-- START --

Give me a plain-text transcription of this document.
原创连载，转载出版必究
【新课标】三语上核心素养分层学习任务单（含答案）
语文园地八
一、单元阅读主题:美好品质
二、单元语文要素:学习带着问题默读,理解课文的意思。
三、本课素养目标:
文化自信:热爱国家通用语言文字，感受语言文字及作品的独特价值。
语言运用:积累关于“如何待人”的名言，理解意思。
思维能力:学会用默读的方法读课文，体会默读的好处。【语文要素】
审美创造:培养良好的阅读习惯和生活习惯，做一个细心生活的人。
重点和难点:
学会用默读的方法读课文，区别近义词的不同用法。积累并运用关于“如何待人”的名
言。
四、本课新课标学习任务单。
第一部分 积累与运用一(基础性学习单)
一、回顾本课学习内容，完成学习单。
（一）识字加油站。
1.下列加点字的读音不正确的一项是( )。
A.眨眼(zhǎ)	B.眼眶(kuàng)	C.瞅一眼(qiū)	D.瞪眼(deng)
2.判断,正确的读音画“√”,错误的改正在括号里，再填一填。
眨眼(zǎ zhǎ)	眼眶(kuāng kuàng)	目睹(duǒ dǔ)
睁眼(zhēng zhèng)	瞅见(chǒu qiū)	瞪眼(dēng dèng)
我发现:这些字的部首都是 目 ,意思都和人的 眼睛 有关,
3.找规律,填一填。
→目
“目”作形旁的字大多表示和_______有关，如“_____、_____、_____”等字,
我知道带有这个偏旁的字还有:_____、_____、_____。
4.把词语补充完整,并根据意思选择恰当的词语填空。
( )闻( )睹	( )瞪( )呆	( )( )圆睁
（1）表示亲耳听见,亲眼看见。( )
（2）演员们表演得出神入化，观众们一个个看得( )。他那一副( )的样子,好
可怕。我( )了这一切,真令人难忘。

-- END --

- _Job_
Repeat the data precisely, reproducing every entry.

- _Exercise answer_
Give me a plain-text transcription of this document.
原创连载，转载出版必究
【新课标】三语上核心素养分层学习任务单（含答案）
语文园地八
一、单元阅读主题:美好品质
二、单元语文要素:学习带着问题默读,理解课文的意思。
三、本课素养目标:
文化自信:热爱国家通用语言文字，感受语言文字及作品的独特价值。
语言运用:积累关于“如何待人”的名言，理解意思。
思维能力:学会用默读的方法读课文，体会默读的好处。【语文要素】
审美创造:培养良好的阅读习惯和生活习惯，做一个细心生活的人。
重点和难点:
学会用默读的方法读课文，区别近义词的不同用法。积累并运用关于“如何待人”的名
言。
四、本课新课标学习任务单。
第一部分 积累与运用一(基础性学习单)
一、回顾本课学习内容，完成学习单。
（一）识字加油站。
1.下列加点字的读音不正确的一项是( )。
A.眨眼(zhǎ)	B.眼眶(kuàng)	C.瞅一眼(qiū)	D.瞪眼(deng)
2.判断,正确的读音画“√”,错误的改正在括号里，再填一填。
眨眼(zǎ zhǎ)	眼眶(kuāng kuàng)	目睹(duǒ dǔ)
睁眼(zhēng zhèng)	瞅见(chǒu qiū)	瞪眼(dēng dèng)
我发现:这些字的部首都是 目 ,意思都和人的 眼睛 有关,
3.找规律,填一填。
→目
“目”作形旁的字大多表示和_______有关，如“_____、_____、_____”等字,
我知道带有这个偏旁的字还有:_____、_____、_____。
4.把词语补充完整,并根据意思选择恰当的词语填空。
( )闻( )睹	( )瞪( )呆	( )( )圆睁
（1）表示亲耳听见,亲眼看见。( )
（2）演员们表演得出神入化，观众们一个个看得( )。他那一副( )的样子,好
可怕。我( )了这一切,真令人难忘。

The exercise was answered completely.